All of the material should be reproduced exactly, with pictures left out.
=== RECORDED DATA ===
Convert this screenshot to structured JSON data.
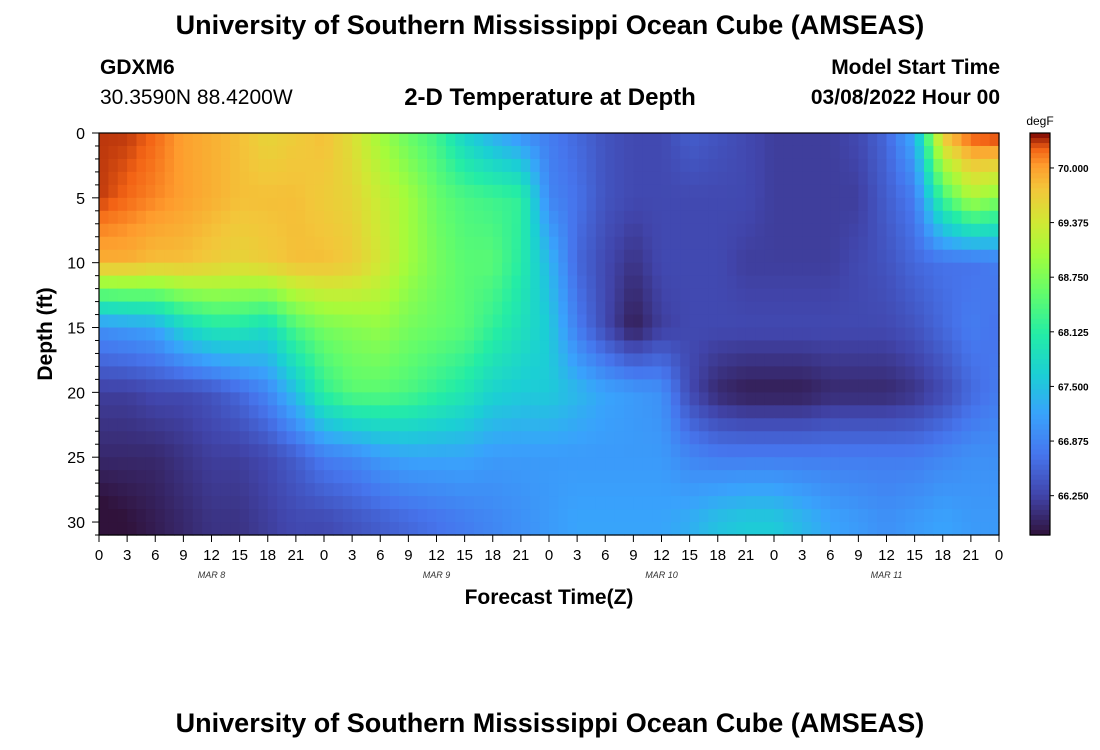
{
  "header": {
    "title": "University of Southern Mississippi Ocean Cube (AMSEAS)",
    "station_id": "GDXM6",
    "station_coords": "30.3590N  88.4200W",
    "subtitle": "2-D Temperature at Depth",
    "model_start_label": "Model Start Time",
    "model_start_value": "03/08/2022 Hour 00"
  },
  "footer": {
    "title_repeat": "University of Southern Mississippi Ocean Cube (AMSEAS)"
  },
  "chart_data": {
    "type": "heatmap",
    "xlabel": "Forecast Time(Z)",
    "ylabel": "Depth (ft)",
    "x_hours_range": [
      0,
      96
    ],
    "x_tick_labels": [
      "0",
      "3",
      "6",
      "9",
      "12",
      "15",
      "18",
      "21",
      "0",
      "3",
      "6",
      "9",
      "12",
      "15",
      "18",
      "21",
      "0",
      "3",
      "6",
      "9",
      "12",
      "15",
      "18",
      "21",
      "0",
      "3",
      "6",
      "9",
      "12",
      "15",
      "18",
      "21",
      "0"
    ],
    "x_day_labels": [
      "MAR 8",
      "MAR 9",
      "MAR 10",
      "MAR 11"
    ],
    "ylim": [
      0,
      31
    ],
    "y_inverted": true,
    "y_tick_labels": [
      "0",
      "5",
      "10",
      "15",
      "20",
      "25",
      "30"
    ],
    "y_ticks": [
      0,
      5,
      10,
      15,
      20,
      25,
      30
    ],
    "colorbar": {
      "unit": "degF",
      "min": 65.8,
      "max": 70.4,
      "tick_values": [
        70.0,
        69.375,
        68.75,
        68.125,
        67.5,
        66.875,
        66.25
      ],
      "tick_labels": [
        "70.000",
        "69.375",
        "68.750",
        "68.125",
        "67.500",
        "66.875",
        "66.250"
      ]
    },
    "depths_ft": [
      0,
      5,
      10,
      15,
      20,
      25,
      30
    ],
    "times_hr": [
      0,
      3,
      6,
      9,
      12,
      15,
      18,
      21,
      24,
      27,
      30,
      33,
      36,
      39,
      42,
      45,
      48,
      51,
      54,
      57,
      60,
      63,
      66,
      69,
      72,
      75,
      78,
      81,
      84,
      87,
      90,
      93,
      96
    ],
    "temperature_degF": [
      [
        70.3,
        70.3,
        70.2,
        70.0,
        69.9,
        69.8,
        69.6,
        69.7,
        69.8,
        69.5,
        69.0,
        68.6,
        68.3,
        67.7,
        67.3,
        67.0,
        66.8,
        66.6,
        66.4,
        66.3,
        66.3,
        66.5,
        66.4,
        66.3,
        66.2,
        66.2,
        66.2,
        66.3,
        66.6,
        67.3,
        69.8,
        70.3,
        70.4
      ],
      [
        70.3,
        70.2,
        70.1,
        70.0,
        69.9,
        69.8,
        69.8,
        69.8,
        69.7,
        69.6,
        69.3,
        69.0,
        68.6,
        68.4,
        68.3,
        68.2,
        66.9,
        66.7,
        66.4,
        66.3,
        66.3,
        66.3,
        66.3,
        66.3,
        66.2,
        66.2,
        66.2,
        66.2,
        66.5,
        66.8,
        68.3,
        69.1,
        68.8
      ],
      [
        69.9,
        69.9,
        69.8,
        69.8,
        69.7,
        69.6,
        69.7,
        69.8,
        69.8,
        69.7,
        69.4,
        69.0,
        68.7,
        68.5,
        68.5,
        68.1,
        67.4,
        66.6,
        66.3,
        66.1,
        66.3,
        66.3,
        66.3,
        66.2,
        66.2,
        66.2,
        66.2,
        66.3,
        66.4,
        66.6,
        66.7,
        66.7,
        66.8
      ],
      [
        67.0,
        67.1,
        67.2,
        67.7,
        68.0,
        68.0,
        67.8,
        68.4,
        68.7,
        68.8,
        68.9,
        68.7,
        68.6,
        68.5,
        68.2,
        67.9,
        67.6,
        66.8,
        66.3,
        65.9,
        66.2,
        66.3,
        66.3,
        66.3,
        66.3,
        66.3,
        66.3,
        66.3,
        66.3,
        66.4,
        66.6,
        66.8,
        66.7
      ],
      [
        66.2,
        66.2,
        66.3,
        66.3,
        66.4,
        66.6,
        66.9,
        67.5,
        68.2,
        68.5,
        68.5,
        68.4,
        68.2,
        68.0,
        67.7,
        67.6,
        67.6,
        67.4,
        67.2,
        67.1,
        67.0,
        66.3,
        66.0,
        65.9,
        65.9,
        65.9,
        66.0,
        66.0,
        66.0,
        66.1,
        66.3,
        66.6,
        66.8
      ],
      [
        66.0,
        66.0,
        66.0,
        66.1,
        66.2,
        66.2,
        66.3,
        66.5,
        66.8,
        66.9,
        67.1,
        67.2,
        67.2,
        67.2,
        67.1,
        67.1,
        67.1,
        67.1,
        67.1,
        67.1,
        67.1,
        66.9,
        66.8,
        66.8,
        66.8,
        66.8,
        66.8,
        66.8,
        66.8,
        66.8,
        66.9,
        67.0,
        67.0
      ],
      [
        65.7,
        65.8,
        65.9,
        66.0,
        66.1,
        66.1,
        66.2,
        66.3,
        66.3,
        66.4,
        66.5,
        66.6,
        66.7,
        66.8,
        66.9,
        67.0,
        67.1,
        67.2,
        67.2,
        67.2,
        67.2,
        67.3,
        67.5,
        67.6,
        67.6,
        67.4,
        67.2,
        67.1,
        67.0,
        67.1,
        67.2,
        67.1,
        67.1
      ]
    ]
  }
}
===
_WRITTEN RESPONSE:_
Convert this screenshot to structured JSON data.
{
  "header": {
    "title": "University of Southern Mississippi Ocean Cube (AMSEAS)",
    "station_id": "GDXM6",
    "station_coords": "30.3590N  88.4200W",
    "subtitle": "2-D Temperature at Depth",
    "model_start_label": "Model Start Time",
    "model_start_value": "03/08/2022 Hour 00"
  },
  "footer": {
    "title_repeat": "University of Southern Mississippi Ocean Cube (AMSEAS)"
  },
  "chart_data": {
    "type": "heatmap",
    "xlabel": "Forecast Time(Z)",
    "ylabel": "Depth (ft)",
    "x_hours_range": [
      0,
      96
    ],
    "x_tick_labels": [
      "0",
      "3",
      "6",
      "9",
      "12",
      "15",
      "18",
      "21",
      "0",
      "3",
      "6",
      "9",
      "12",
      "15",
      "18",
      "21",
      "0",
      "3",
      "6",
      "9",
      "12",
      "15",
      "18",
      "21",
      "0",
      "3",
      "6",
      "9",
      "12",
      "15",
      "18",
      "21",
      "0"
    ],
    "x_day_labels": [
      "MAR 8",
      "MAR 9",
      "MAR 10",
      "MAR 11"
    ],
    "ylim": [
      0,
      31
    ],
    "y_inverted": true,
    "y_tick_labels": [
      "0",
      "5",
      "10",
      "15",
      "20",
      "25",
      "30"
    ],
    "y_ticks": [
      0,
      5,
      10,
      15,
      20,
      25,
      30
    ],
    "colorbar": {
      "unit": "degF",
      "min": 65.8,
      "max": 70.4,
      "tick_values": [
        70.0,
        69.375,
        68.75,
        68.125,
        67.5,
        66.875,
        66.25
      ],
      "tick_labels": [
        "70.000",
        "69.375",
        "68.750",
        "68.125",
        "67.500",
        "66.875",
        "66.250"
      ]
    },
    "depths_ft": [
      0,
      5,
      10,
      15,
      20,
      25,
      30
    ],
    "times_hr": [
      0,
      3,
      6,
      9,
      12,
      15,
      18,
      21,
      24,
      27,
      30,
      33,
      36,
      39,
      42,
      45,
      48,
      51,
      54,
      57,
      60,
      63,
      66,
      69,
      72,
      75,
      78,
      81,
      84,
      87,
      90,
      93,
      96
    ],
    "temperature_degF": [
      [
        70.3,
        70.3,
        70.2,
        70.0,
        69.9,
        69.8,
        69.6,
        69.7,
        69.8,
        69.5,
        69.0,
        68.6,
        68.3,
        67.7,
        67.3,
        67.0,
        66.8,
        66.6,
        66.4,
        66.3,
        66.3,
        66.5,
        66.4,
        66.3,
        66.2,
        66.2,
        66.2,
        66.3,
        66.6,
        67.3,
        69.8,
        70.3,
        70.4
      ],
      [
        70.3,
        70.2,
        70.1,
        70.0,
        69.9,
        69.8,
        69.8,
        69.8,
        69.7,
        69.6,
        69.3,
        69.0,
        68.6,
        68.4,
        68.3,
        68.2,
        66.9,
        66.7,
        66.4,
        66.3,
        66.3,
        66.3,
        66.3,
        66.3,
        66.2,
        66.2,
        66.2,
        66.2,
        66.5,
        66.8,
        68.3,
        69.1,
        68.8
      ],
      [
        69.9,
        69.9,
        69.8,
        69.8,
        69.7,
        69.6,
        69.7,
        69.8,
        69.8,
        69.7,
        69.4,
        69.0,
        68.7,
        68.5,
        68.5,
        68.1,
        67.4,
        66.6,
        66.3,
        66.1,
        66.3,
        66.3,
        66.3,
        66.2,
        66.2,
        66.2,
        66.2,
        66.3,
        66.4,
        66.6,
        66.7,
        66.7,
        66.8
      ],
      [
        67.0,
        67.1,
        67.2,
        67.7,
        68.0,
        68.0,
        67.8,
        68.4,
        68.7,
        68.8,
        68.9,
        68.7,
        68.6,
        68.5,
        68.2,
        67.9,
        67.6,
        66.8,
        66.3,
        65.9,
        66.2,
        66.3,
        66.3,
        66.3,
        66.3,
        66.3,
        66.3,
        66.3,
        66.3,
        66.4,
        66.6,
        66.8,
        66.7
      ],
      [
        66.2,
        66.2,
        66.3,
        66.3,
        66.4,
        66.6,
        66.9,
        67.5,
        68.2,
        68.5,
        68.5,
        68.4,
        68.2,
        68.0,
        67.7,
        67.6,
        67.6,
        67.4,
        67.2,
        67.1,
        67.0,
        66.3,
        66.0,
        65.9,
        65.9,
        65.9,
        66.0,
        66.0,
        66.0,
        66.1,
        66.3,
        66.6,
        66.8
      ],
      [
        66.0,
        66.0,
        66.0,
        66.1,
        66.2,
        66.2,
        66.3,
        66.5,
        66.8,
        66.9,
        67.1,
        67.2,
        67.2,
        67.2,
        67.1,
        67.1,
        67.1,
        67.1,
        67.1,
        67.1,
        67.1,
        66.9,
        66.8,
        66.8,
        66.8,
        66.8,
        66.8,
        66.8,
        66.8,
        66.8,
        66.9,
        67.0,
        67.0
      ],
      [
        65.7,
        65.8,
        65.9,
        66.0,
        66.1,
        66.1,
        66.2,
        66.3,
        66.3,
        66.4,
        66.5,
        66.6,
        66.7,
        66.8,
        66.9,
        67.0,
        67.1,
        67.2,
        67.2,
        67.2,
        67.2,
        67.3,
        67.5,
        67.6,
        67.6,
        67.4,
        67.2,
        67.1,
        67.0,
        67.1,
        67.2,
        67.1,
        67.1
      ]
    ]
  }
}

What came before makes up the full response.